■ **EXERCISE**
Print the data exactly. Omit the pictures.

■ **Stored data entries**
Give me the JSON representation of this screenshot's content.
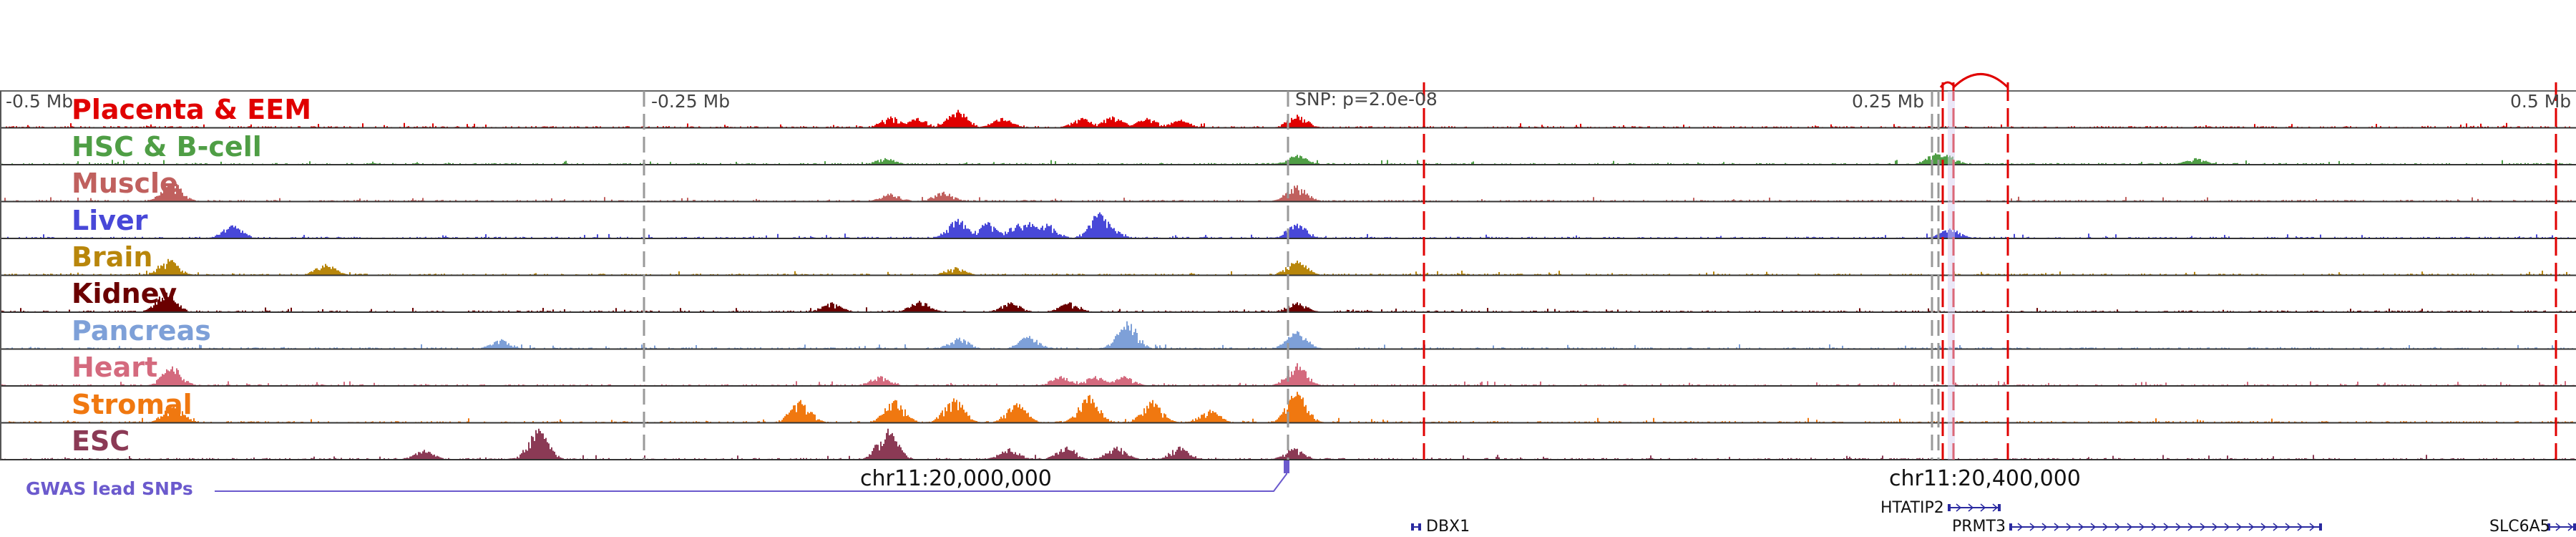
{
  "axis": {
    "ticks": [
      "-0.5 Mb",
      "-0.25 Mb",
      "SNP: p=2.0e-08",
      "0.25 Mb",
      "0.5 Mb"
    ],
    "coordinates": [
      "chr11:20,000,000",
      "chr11:20,400,000"
    ]
  },
  "tracks": [
    {
      "label": "Placenta & EEM",
      "color": "#e00000"
    },
    {
      "label": "HSC & B-cell",
      "color": "#4f9e45"
    },
    {
      "label": "Muscle",
      "color": "#c0605e"
    },
    {
      "label": "Liver",
      "color": "#4848d8"
    },
    {
      "label": "Brain",
      "color": "#b8860b"
    },
    {
      "label": "Kidney",
      "color": "#6b0000"
    },
    {
      "label": "Pancreas",
      "color": "#7ea0d8"
    },
    {
      "label": "Heart",
      "color": "#d46a7e"
    },
    {
      "label": "Stromal",
      "color": "#f07810"
    },
    {
      "label": "ESC",
      "color": "#8b3a55"
    }
  ],
  "gwas": {
    "label": "GWAS lead SNPs",
    "color": "#6b5acd"
  },
  "genes": [
    {
      "name": "DBX1"
    },
    {
      "name": "HTATIP2"
    },
    {
      "name": "PRMT3"
    },
    {
      "name": "SLC6A5"
    }
  ],
  "colors": {
    "highlight": "#e00000",
    "guide": "#999999",
    "gene": "#2a2aa0"
  }
}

■ **RESPONSE TO THIS EXERCISE**
Give me the JSON representation of this screenshot's content.
{
  "axis": {
    "ticks": [
      "-0.5 Mb",
      "-0.25 Mb",
      "SNP: p=2.0e-08",
      "0.25 Mb",
      "0.5 Mb"
    ],
    "coordinates": [
      "chr11:20,000,000",
      "chr11:20,400,000"
    ]
  },
  "tracks": [
    {
      "label": "Placenta & EEM",
      "color": "#e00000"
    },
    {
      "label": "HSC & B-cell",
      "color": "#4f9e45"
    },
    {
      "label": "Muscle",
      "color": "#c0605e"
    },
    {
      "label": "Liver",
      "color": "#4848d8"
    },
    {
      "label": "Brain",
      "color": "#b8860b"
    },
    {
      "label": "Kidney",
      "color": "#6b0000"
    },
    {
      "label": "Pancreas",
      "color": "#7ea0d8"
    },
    {
      "label": "Heart",
      "color": "#d46a7e"
    },
    {
      "label": "Stromal",
      "color": "#f07810"
    },
    {
      "label": "ESC",
      "color": "#8b3a55"
    }
  ],
  "gwas": {
    "label": "GWAS lead SNPs",
    "color": "#6b5acd"
  },
  "genes": [
    {
      "name": "DBX1"
    },
    {
      "name": "HTATIP2"
    },
    {
      "name": "PRMT3"
    },
    {
      "name": "SLC6A5"
    }
  ],
  "colors": {
    "highlight": "#e00000",
    "guide": "#999999",
    "gene": "#2a2aa0"
  }
}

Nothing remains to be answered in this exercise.